[start]

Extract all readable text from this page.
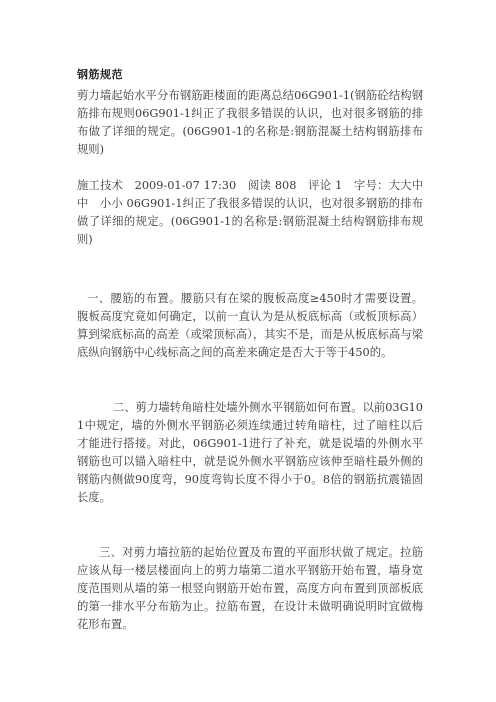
钢筋规范
剪力墙起始水平分布钢筋距楼面的距离总结06G901-1(钢筋砼结构钢筋排布规则06G901-1纠正了我很多错误的认识，也对很多钢筋的排布做了详细的规定。(06G901-1的名称是:钢筋混凝土结构钢筋排布规则)
施工技术　2009-01-07 17:30　阅读 808　评论 1　字号：大大中中　小小 06G901-1纠正了我很多错误的认识，也对很多钢筋的排布做了详细的规定。(06G901-1的名称是:钢筋混凝土结构钢筋排布规则)
一、腰筋的布置。腰筋只有在梁的腹板高度≥450时才需要设置。腹板高度究竟如何确定，以前一直认为是从板底标高（或板顶标高）算到梁底标高的高差（或梁顶标高），其实不是，而是从板底标高与梁底纵向钢筋中心线标高之间的高差来确定是否大于等于450的。
二、剪力墙转角暗柱处墙外侧水平钢筋如何布置。以前03G101中规定，墙的外侧水平钢筋必须连续通过转角暗柱，过了暗柱以后才能进行搭接。对此，06G901-1进行了补充，就是说墙的外侧水平钢筋也可以锚入暗柱中，就是说外侧水平钢筋应该伸至暗柱最外侧的钢筋内侧做90度弯，90度弯钩长度不得小于0。8倍的钢筋抗震锚固长度。
三、对剪力墙拉筋的起始位置及布置的平面形状做了规定。拉筋应该从每一楼层楼面向上的剪力墙第二道水平钢筋开始布置，墙身宽度范围则从墙的第一根竖向钢筋开始布置，高度方向布置到顶部板底的第一排水平分布筋为止。拉筋布置，在设计未做明确说明时宜做梅花形布置。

[end]

** TASK OBJECTIVE **
Produce an exact copy of each line of data, skipping embedded images.

** ANSWER FOR THIS EXERCISE **
Extract all readable text from this page.
钢筋规范
剪力墙起始水平分布钢筋距楼面的距离总结06G901-1(钢筋砼结构钢筋排布规则06G901-1纠正了我很多错误的认识，也对很多钢筋的排布做了详细的规定。(06G901-1的名称是:钢筋混凝土结构钢筋排布规则)
施工技术　2009-01-07 17:30　阅读 808　评论 1　字号：大大中中　小小 06G901-1纠正了我很多错误的认识，也对很多钢筋的排布做了详细的规定。(06G901-1的名称是:钢筋混凝土结构钢筋排布规则)
一、腰筋的布置。腰筋只有在梁的腹板高度≥450时才需要设置。腹板高度究竟如何确定，以前一直认为是从板底标高（或板顶标高）算到梁底标高的高差（或梁顶标高），其实不是，而是从板底标高与梁底纵向钢筋中心线标高之间的高差来确定是否大于等于450的。
二、剪力墙转角暗柱处墙外侧水平钢筋如何布置。以前03G101中规定，墙的外侧水平钢筋必须连续通过转角暗柱，过了暗柱以后才能进行搭接。对此，06G901-1进行了补充，就是说墙的外侧水平钢筋也可以锚入暗柱中，就是说外侧水平钢筋应该伸至暗柱最外侧的钢筋内侧做90度弯，90度弯钩长度不得小于0。8倍的钢筋抗震锚固长度。
三、对剪力墙拉筋的起始位置及布置的平面形状做了规定。拉筋应该从每一楼层楼面向上的剪力墙第二道水平钢筋开始布置，墙身宽度范围则从墙的第一根竖向钢筋开始布置，高度方向布置到顶部板底的第一排水平分布筋为止。拉筋布置，在设计未做明确说明时宜做梅花形布置。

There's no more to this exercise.